[EXERCISE]: Every line that includes the word "designee" is to be listed.

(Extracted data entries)
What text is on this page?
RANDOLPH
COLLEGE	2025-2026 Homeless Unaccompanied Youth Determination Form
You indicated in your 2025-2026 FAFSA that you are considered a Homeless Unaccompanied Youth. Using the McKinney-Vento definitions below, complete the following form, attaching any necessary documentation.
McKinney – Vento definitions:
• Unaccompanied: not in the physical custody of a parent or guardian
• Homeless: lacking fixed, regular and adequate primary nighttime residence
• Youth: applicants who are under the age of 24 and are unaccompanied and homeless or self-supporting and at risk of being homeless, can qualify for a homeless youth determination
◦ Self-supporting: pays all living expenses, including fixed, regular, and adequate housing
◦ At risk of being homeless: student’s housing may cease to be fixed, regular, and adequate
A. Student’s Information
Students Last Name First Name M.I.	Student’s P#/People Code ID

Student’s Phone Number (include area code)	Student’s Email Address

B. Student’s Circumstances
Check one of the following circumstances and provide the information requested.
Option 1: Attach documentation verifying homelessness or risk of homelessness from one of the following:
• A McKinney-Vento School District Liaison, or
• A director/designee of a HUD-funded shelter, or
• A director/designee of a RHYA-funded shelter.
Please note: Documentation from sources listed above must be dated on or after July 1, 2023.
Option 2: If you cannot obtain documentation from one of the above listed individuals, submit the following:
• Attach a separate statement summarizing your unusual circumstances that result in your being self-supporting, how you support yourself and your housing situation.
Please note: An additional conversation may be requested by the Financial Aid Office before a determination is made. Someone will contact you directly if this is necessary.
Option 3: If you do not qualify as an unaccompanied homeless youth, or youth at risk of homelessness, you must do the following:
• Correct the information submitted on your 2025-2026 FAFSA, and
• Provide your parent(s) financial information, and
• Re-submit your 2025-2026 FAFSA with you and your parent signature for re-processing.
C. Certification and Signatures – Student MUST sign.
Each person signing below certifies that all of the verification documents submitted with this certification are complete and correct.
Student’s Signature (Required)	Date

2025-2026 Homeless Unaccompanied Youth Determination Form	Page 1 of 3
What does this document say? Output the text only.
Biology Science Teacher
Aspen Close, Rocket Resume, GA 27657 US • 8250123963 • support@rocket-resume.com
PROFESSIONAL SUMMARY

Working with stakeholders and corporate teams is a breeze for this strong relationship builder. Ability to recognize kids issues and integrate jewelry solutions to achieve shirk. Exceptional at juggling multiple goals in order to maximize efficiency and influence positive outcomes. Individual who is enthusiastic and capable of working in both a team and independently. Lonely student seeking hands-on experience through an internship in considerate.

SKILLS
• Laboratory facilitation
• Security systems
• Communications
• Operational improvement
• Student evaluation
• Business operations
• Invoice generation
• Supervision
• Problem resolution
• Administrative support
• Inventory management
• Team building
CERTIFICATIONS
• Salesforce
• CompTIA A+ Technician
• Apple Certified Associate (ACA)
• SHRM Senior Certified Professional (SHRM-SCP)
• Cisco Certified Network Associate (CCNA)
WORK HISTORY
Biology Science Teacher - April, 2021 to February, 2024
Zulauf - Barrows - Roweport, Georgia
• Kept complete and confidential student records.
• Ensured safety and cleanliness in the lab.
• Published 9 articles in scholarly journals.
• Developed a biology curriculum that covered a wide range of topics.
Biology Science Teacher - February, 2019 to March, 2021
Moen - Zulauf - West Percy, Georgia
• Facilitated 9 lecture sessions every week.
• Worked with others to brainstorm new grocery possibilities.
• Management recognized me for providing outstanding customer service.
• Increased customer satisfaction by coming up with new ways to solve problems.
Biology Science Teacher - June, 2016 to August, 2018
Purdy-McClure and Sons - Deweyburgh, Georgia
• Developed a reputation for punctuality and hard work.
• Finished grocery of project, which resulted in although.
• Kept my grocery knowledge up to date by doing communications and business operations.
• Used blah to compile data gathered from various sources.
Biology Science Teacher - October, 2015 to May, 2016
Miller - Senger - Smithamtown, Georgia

[RESPONSE]:
• A director/designee of a HUD-funded shelter, or
• A director/designee of a RHYA-funded shelter.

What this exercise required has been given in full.